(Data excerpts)
-- BEGIN --

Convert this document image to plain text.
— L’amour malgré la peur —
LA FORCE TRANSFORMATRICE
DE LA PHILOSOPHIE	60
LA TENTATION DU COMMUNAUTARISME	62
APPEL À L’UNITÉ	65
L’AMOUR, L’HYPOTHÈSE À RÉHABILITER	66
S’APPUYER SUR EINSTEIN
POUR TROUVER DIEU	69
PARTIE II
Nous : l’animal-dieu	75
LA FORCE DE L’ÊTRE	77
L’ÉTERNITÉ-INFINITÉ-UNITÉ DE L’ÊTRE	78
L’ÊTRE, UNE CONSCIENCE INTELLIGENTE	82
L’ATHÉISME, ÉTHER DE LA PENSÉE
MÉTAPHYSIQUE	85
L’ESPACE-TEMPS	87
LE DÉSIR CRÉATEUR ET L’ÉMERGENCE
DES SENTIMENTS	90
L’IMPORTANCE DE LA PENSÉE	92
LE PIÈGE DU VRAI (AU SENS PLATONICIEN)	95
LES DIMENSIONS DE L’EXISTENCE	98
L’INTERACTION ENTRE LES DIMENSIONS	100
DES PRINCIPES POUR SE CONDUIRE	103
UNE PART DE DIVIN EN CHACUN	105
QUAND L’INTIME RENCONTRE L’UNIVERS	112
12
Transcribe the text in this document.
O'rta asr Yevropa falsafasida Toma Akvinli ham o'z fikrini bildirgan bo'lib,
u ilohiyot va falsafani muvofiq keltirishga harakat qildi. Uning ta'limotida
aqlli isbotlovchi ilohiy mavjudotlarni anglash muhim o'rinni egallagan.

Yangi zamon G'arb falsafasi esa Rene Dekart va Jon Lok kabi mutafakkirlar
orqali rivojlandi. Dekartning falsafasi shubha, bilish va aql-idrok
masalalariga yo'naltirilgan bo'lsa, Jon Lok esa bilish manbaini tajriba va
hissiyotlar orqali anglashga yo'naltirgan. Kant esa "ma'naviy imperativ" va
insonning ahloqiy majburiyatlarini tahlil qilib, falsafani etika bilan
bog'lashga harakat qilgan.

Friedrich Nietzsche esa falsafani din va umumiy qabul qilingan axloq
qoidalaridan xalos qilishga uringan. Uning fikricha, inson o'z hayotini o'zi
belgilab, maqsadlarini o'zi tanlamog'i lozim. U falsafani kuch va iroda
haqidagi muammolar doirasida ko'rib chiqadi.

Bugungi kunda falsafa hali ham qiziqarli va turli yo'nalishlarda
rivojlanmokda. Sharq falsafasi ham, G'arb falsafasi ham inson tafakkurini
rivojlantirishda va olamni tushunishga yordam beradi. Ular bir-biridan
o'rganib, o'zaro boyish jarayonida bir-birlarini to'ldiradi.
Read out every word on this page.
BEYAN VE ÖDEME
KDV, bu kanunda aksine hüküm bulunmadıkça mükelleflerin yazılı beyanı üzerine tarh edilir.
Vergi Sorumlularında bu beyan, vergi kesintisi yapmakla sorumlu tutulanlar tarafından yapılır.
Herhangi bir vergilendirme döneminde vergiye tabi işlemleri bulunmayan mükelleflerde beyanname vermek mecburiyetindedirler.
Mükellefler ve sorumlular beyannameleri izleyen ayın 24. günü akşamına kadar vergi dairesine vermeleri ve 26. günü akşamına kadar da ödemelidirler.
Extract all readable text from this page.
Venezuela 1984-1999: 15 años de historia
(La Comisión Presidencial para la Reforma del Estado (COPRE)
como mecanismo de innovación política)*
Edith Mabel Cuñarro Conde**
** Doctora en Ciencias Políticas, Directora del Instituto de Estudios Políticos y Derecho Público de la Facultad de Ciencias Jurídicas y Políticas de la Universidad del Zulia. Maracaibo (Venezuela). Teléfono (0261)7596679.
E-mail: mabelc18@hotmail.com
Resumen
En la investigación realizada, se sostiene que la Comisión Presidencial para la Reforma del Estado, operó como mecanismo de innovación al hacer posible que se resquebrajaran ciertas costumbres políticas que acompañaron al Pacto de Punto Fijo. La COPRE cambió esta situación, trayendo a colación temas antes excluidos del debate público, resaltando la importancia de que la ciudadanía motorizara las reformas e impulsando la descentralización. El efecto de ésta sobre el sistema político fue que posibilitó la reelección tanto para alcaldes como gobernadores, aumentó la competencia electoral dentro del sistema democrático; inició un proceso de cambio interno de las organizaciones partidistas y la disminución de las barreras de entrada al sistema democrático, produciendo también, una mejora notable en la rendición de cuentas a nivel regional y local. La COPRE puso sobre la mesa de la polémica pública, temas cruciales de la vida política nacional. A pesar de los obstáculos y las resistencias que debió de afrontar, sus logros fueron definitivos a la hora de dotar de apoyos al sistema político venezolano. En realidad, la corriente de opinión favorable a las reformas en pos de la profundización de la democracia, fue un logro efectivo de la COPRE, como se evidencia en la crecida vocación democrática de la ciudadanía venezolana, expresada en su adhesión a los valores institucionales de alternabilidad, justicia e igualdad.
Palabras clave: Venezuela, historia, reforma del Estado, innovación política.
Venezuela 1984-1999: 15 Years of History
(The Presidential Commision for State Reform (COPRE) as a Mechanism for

-- END --

▶ [Task instructions]:
Identify every line holding the word "ÊTRE" and copy it out.

▶ [Response below]:
LA FORCE DE L’ÊTRE	77
L’ÉTERNITÉ-INFINITÉ-UNITÉ DE L’ÊTRE	78
L’ÊTRE, UNE CONSCIENCE INTELLIGENTE	82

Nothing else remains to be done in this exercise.